▶ _Short problem_:
Each line below that contains "JSON" counts once; report the total and nothing more.

─── Provided entries

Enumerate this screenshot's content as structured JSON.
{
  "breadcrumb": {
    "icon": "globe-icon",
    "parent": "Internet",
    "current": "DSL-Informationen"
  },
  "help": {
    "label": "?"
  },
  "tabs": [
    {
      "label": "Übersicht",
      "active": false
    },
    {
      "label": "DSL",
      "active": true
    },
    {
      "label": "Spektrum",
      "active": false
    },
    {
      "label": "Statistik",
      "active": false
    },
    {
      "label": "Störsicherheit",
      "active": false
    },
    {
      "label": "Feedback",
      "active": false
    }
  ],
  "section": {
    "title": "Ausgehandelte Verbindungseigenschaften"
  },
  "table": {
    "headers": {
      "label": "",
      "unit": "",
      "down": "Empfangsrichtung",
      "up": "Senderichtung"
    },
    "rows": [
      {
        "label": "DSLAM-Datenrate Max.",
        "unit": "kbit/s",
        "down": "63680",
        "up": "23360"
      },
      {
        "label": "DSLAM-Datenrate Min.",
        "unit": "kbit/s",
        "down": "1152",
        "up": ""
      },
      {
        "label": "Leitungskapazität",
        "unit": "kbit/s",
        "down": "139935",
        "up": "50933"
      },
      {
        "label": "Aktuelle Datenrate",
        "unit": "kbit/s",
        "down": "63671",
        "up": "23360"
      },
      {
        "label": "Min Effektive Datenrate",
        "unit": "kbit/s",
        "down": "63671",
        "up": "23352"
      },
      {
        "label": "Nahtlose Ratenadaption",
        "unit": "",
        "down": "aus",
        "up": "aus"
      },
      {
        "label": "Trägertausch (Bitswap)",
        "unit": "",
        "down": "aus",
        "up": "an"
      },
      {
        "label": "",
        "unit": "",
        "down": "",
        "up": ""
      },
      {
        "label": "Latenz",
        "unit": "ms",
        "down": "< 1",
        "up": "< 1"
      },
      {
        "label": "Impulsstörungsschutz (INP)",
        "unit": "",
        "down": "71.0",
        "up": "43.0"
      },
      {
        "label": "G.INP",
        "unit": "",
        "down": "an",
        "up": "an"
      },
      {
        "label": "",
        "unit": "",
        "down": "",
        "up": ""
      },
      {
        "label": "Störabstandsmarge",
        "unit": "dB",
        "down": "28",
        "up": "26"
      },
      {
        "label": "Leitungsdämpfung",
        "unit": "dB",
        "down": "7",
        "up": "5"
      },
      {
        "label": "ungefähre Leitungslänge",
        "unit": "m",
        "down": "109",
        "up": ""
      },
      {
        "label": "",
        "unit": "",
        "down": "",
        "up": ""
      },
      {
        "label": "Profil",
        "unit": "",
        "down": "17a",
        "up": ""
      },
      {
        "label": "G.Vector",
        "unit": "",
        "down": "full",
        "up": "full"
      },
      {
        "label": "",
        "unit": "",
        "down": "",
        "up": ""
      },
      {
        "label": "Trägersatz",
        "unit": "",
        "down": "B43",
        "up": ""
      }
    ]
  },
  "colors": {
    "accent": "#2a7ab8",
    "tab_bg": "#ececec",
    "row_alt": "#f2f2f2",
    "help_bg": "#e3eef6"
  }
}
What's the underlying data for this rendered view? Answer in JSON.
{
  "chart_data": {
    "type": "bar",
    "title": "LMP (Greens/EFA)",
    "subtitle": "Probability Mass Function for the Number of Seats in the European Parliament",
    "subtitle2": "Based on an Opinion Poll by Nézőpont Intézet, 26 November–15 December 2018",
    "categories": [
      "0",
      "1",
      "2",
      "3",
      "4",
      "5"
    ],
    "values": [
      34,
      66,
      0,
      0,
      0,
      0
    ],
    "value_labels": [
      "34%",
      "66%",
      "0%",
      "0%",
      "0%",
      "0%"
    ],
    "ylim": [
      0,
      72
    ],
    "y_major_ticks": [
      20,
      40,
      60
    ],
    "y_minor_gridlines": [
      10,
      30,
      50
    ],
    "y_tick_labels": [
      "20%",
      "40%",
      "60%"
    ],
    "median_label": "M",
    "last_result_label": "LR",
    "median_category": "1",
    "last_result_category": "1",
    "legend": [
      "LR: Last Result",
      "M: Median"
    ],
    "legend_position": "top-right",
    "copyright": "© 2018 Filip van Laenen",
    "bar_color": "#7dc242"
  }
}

──────

▶ _Written solution_:
2